Stored records
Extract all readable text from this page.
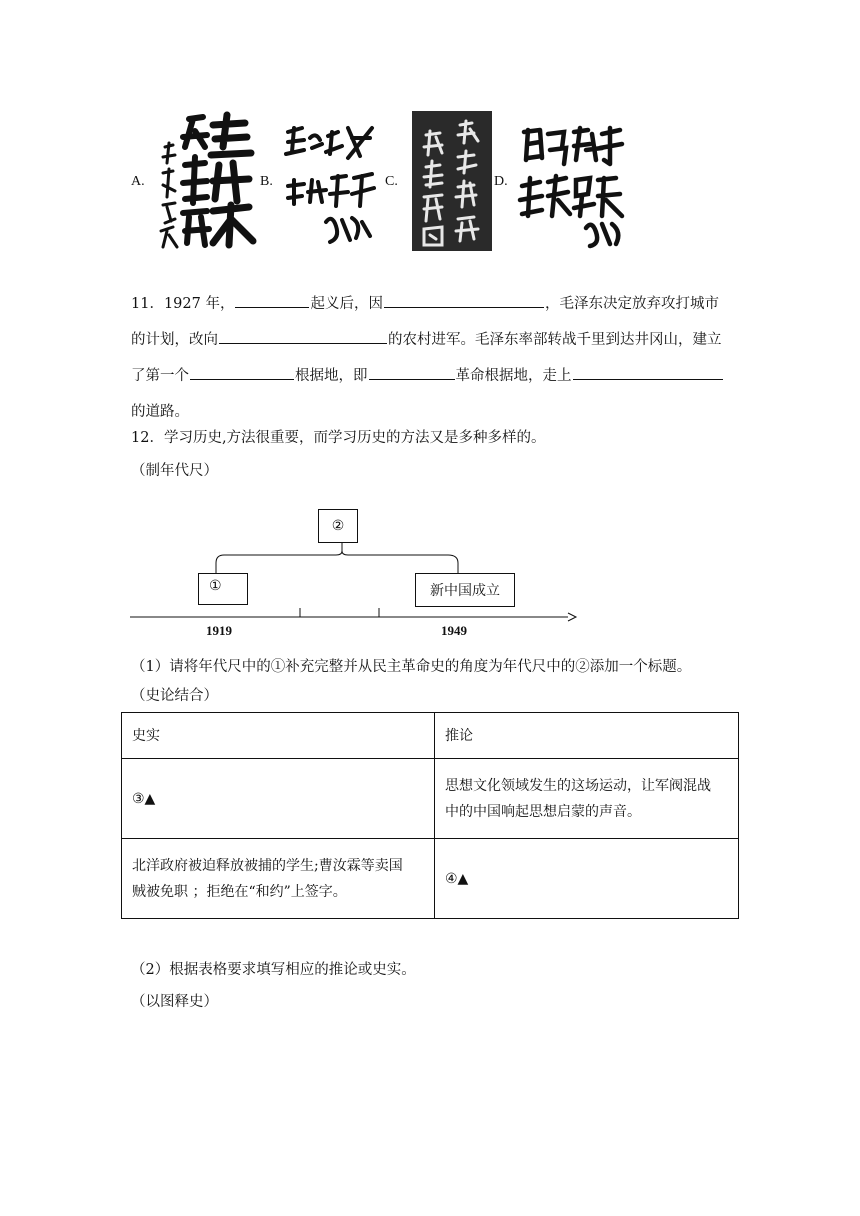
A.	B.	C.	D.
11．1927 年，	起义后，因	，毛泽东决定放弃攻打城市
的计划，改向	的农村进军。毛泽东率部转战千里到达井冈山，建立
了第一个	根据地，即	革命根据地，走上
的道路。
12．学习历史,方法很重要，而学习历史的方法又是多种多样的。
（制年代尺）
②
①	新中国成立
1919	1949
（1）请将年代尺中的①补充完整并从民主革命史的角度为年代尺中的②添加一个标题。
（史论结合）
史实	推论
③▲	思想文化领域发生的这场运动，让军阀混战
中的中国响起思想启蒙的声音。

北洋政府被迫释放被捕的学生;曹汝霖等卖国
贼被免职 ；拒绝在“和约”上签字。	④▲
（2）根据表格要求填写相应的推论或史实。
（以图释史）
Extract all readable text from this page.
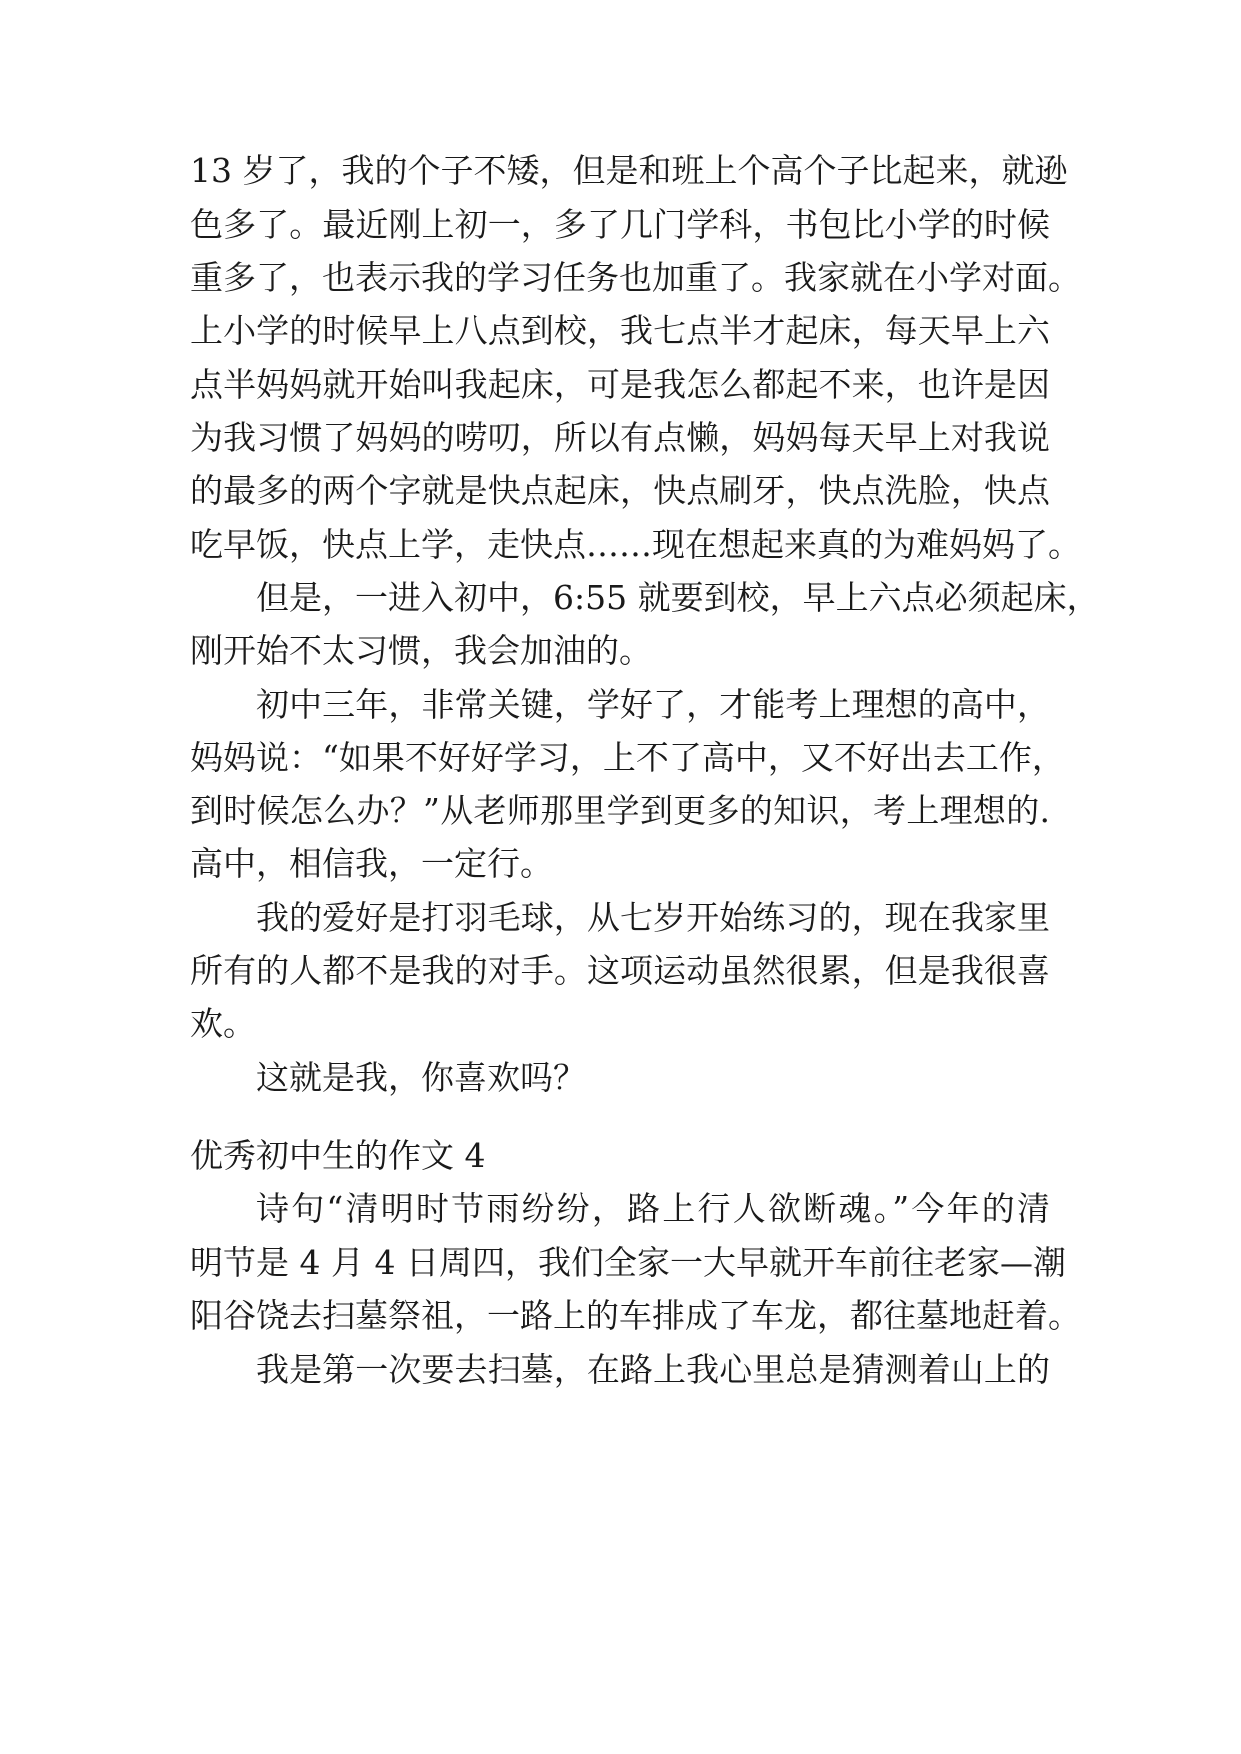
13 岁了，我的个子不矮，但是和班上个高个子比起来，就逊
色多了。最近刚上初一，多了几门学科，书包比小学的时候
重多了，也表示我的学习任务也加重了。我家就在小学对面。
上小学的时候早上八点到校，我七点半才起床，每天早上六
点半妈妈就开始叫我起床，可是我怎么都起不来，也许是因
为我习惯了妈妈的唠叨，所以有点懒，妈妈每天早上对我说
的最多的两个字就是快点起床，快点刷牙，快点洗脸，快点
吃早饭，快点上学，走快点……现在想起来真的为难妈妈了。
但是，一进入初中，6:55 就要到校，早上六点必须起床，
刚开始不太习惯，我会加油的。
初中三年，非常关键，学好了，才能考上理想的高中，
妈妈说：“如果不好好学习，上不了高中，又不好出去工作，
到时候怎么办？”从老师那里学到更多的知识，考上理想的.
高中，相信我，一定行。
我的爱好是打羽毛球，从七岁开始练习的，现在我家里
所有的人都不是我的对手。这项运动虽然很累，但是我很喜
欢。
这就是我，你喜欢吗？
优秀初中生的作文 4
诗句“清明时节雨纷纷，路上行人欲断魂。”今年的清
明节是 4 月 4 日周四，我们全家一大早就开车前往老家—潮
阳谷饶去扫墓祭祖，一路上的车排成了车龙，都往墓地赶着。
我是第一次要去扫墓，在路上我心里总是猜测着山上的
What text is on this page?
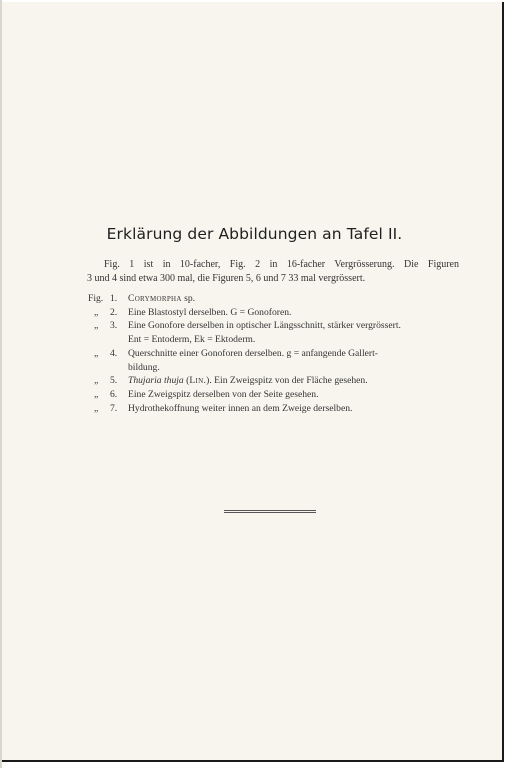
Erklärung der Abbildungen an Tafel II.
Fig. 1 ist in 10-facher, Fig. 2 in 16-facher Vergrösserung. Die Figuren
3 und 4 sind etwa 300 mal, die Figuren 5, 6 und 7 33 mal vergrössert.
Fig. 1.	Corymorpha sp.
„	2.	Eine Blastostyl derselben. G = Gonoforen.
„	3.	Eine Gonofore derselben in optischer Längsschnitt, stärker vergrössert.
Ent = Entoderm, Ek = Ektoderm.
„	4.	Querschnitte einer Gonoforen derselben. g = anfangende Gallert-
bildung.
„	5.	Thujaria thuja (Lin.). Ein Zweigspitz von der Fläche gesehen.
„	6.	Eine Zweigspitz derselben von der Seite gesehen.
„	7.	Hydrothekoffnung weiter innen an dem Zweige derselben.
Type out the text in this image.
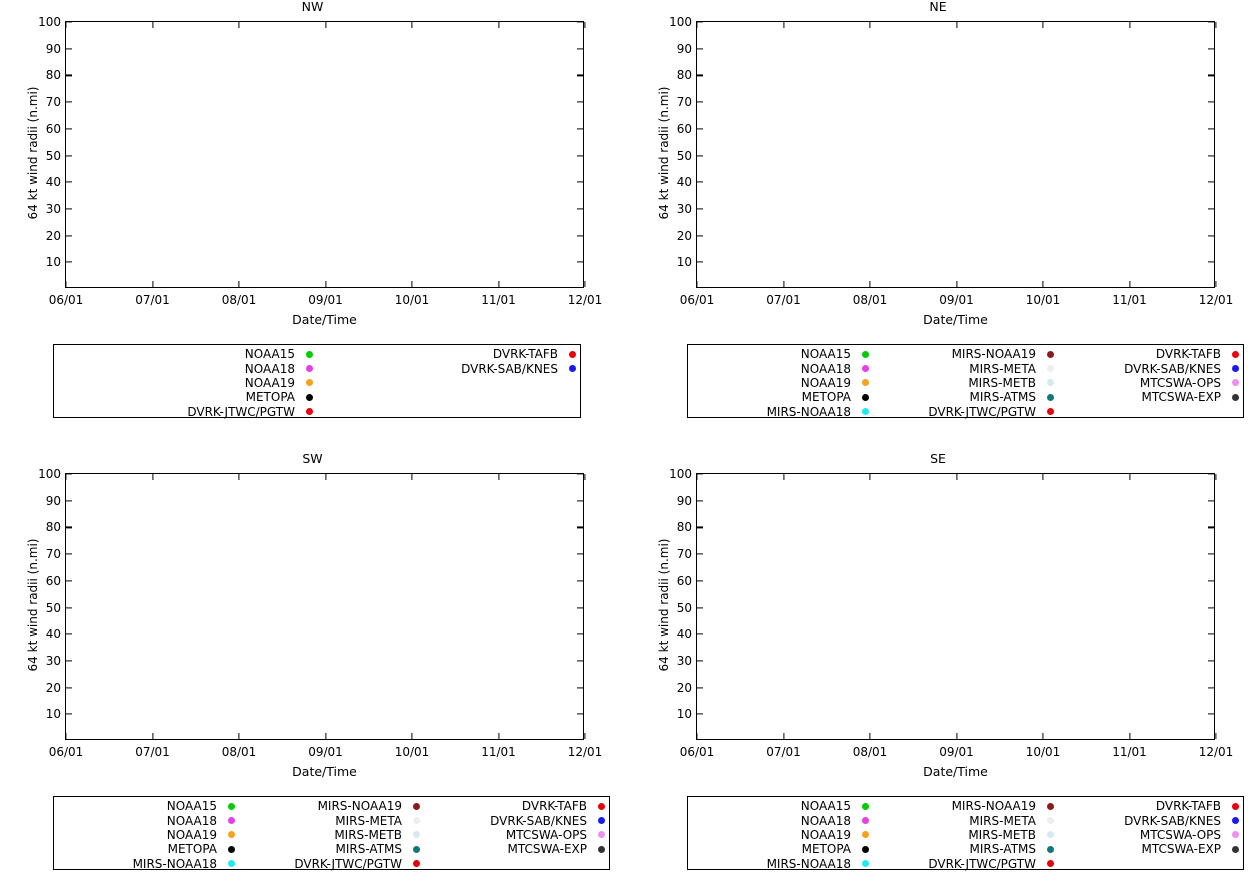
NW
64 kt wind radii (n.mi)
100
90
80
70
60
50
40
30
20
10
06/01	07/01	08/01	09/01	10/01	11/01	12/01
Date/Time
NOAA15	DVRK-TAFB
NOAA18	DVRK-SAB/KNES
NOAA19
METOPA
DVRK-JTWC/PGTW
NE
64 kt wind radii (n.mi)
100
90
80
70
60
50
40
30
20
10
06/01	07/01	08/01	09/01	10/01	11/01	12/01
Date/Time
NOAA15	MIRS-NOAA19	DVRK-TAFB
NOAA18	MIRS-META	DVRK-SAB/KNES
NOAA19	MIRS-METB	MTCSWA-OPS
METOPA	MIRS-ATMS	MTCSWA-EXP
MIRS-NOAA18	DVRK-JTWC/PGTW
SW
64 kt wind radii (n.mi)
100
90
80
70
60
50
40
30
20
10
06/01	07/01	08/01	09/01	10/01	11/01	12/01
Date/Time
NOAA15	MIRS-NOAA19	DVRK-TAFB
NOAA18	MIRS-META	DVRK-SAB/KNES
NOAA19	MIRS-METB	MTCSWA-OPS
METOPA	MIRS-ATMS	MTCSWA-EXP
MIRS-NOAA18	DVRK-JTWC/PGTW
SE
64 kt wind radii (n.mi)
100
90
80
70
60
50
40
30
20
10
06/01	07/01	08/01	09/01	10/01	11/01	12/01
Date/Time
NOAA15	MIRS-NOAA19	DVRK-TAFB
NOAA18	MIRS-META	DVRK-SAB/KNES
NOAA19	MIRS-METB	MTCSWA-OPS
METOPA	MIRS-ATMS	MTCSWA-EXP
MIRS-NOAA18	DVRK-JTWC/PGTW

- _Set problem_: An exact transcription of all the entries is required, without the pictures.

- _Full answer_:
Extract all readable text from this page.
A.	B.	C.	D.
11．1927 年，	起义后，因	，毛泽东决定放弃攻打城市
的计划，改向	的农村进军。毛泽东率部转战千里到达井冈山，建立
了第一个	根据地，即	革命根据地，走上
的道路。
12．学习历史,方法很重要，而学习历史的方法又是多种多样的。
（制年代尺）
②
①	新中国成立
1919	1949
（1）请将年代尺中的①补充完整并从民主革命史的角度为年代尺中的②添加一个标题。
（史论结合）
史实	推论
③▲	思想文化领域发生的这场运动，让军阀混战
中的中国响起思想启蒙的声音。

北洋政府被迫释放被捕的学生;曹汝霖等卖国
贼被免职 ；拒绝在“和约”上签字。	④▲
（2）根据表格要求填写相应的推论或史实。
（以图释史）
Extract all readable text from this page.
13 岁了，我的个子不矮，但是和班上个高个子比起来，就逊
色多了。最近刚上初一，多了几门学科，书包比小学的时候
重多了，也表示我的学习任务也加重了。我家就在小学对面。
上小学的时候早上八点到校，我七点半才起床，每天早上六
点半妈妈就开始叫我起床，可是我怎么都起不来，也许是因
为我习惯了妈妈的唠叨，所以有点懒，妈妈每天早上对我说
的最多的两个字就是快点起床，快点刷牙，快点洗脸，快点
吃早饭，快点上学，走快点……现在想起来真的为难妈妈了。
但是，一进入初中，6:55 就要到校，早上六点必须起床，
刚开始不太习惯，我会加油的。
初中三年，非常关键，学好了，才能考上理想的高中，
妈妈说：“如果不好好学习，上不了高中，又不好出去工作，
到时候怎么办？”从老师那里学到更多的知识，考上理想的.
高中，相信我，一定行。
我的爱好是打羽毛球，从七岁开始练习的，现在我家里
所有的人都不是我的对手。这项运动虽然很累，但是我很喜
欢。
这就是我，你喜欢吗？
优秀初中生的作文 4
诗句“清明时节雨纷纷，路上行人欲断魂。”今年的清
明节是 4 月 4 日周四，我们全家一大早就开车前往老家—潮
阳谷饶去扫墓祭祖，一路上的车排成了车龙，都往墓地赶着。
我是第一次要去扫墓，在路上我心里总是猜测着山上的
What text is on this page?
Erklärung der Abbildungen an Tafel II.
Fig. 1 ist in 10-facher, Fig. 2 in 16-facher Vergrösserung. Die Figuren
3 und 4 sind etwa 300 mal, die Figuren 5, 6 und 7 33 mal vergrössert.
Fig. 1.	Corymorpha sp.
„	2.	Eine Blastostyl derselben. G = Gonoforen.
„	3.	Eine Gonofore derselben in optischer Längsschnitt, stärker vergrössert.
Ent = Entoderm, Ek = Ektoderm.
„	4.	Querschnitte einer Gonoforen derselben. g = anfangende Gallert-
bildung.
„	5.	Thujaria thuja (Lin.). Ein Zweigspitz von der Fläche gesehen.
„	6.	Eine Zweigspitz derselben von der Seite gesehen.
„	7.	Hydrothekoffnung weiter innen an dem Zweige derselben.
Type out the text in this image.
NW
64 kt wind radii (n.mi)
100
90
80
70
60
50
40
30
20
10
06/01	07/01	08/01	09/01	10/01	11/01	12/01
Date/Time
NOAA15	DVRK-TAFB
NOAA18	DVRK-SAB/KNES
NOAA19
METOPA
DVRK-JTWC/PGTW
NE
64 kt wind radii (n.mi)
100
90
80
70
60
50
40
30
20
10
06/01	07/01	08/01	09/01	10/01	11/01	12/01
Date/Time
NOAA15	MIRS-NOAA19	DVRK-TAFB
NOAA18	MIRS-META	DVRK-SAB/KNES
NOAA19	MIRS-METB	MTCSWA-OPS
METOPA	MIRS-ATMS	MTCSWA-EXP
MIRS-NOAA18	DVRK-JTWC/PGTW
SW
64 kt wind radii (n.mi)
100
90
80
70
60
50
40
30
20
10
06/01	07/01	08/01	09/01	10/01	11/01	12/01
Date/Time
NOAA15	MIRS-NOAA19	DVRK-TAFB
NOAA18	MIRS-META	DVRK-SAB/KNES
NOAA19	MIRS-METB	MTCSWA-OPS
METOPA	MIRS-ATMS	MTCSWA-EXP
MIRS-NOAA18	DVRK-JTWC/PGTW
SE
64 kt wind radii (n.mi)
100
90
80
70
60
50
40
30
20
10
06/01	07/01	08/01	09/01	10/01	11/01	12/01
Date/Time
NOAA15	MIRS-NOAA19	DVRK-TAFB
NOAA18	MIRS-META	DVRK-SAB/KNES
NOAA19	MIRS-METB	MTCSWA-OPS
METOPA	MIRS-ATMS	MTCSWA-EXP
MIRS-NOAA18	DVRK-JTWC/PGTW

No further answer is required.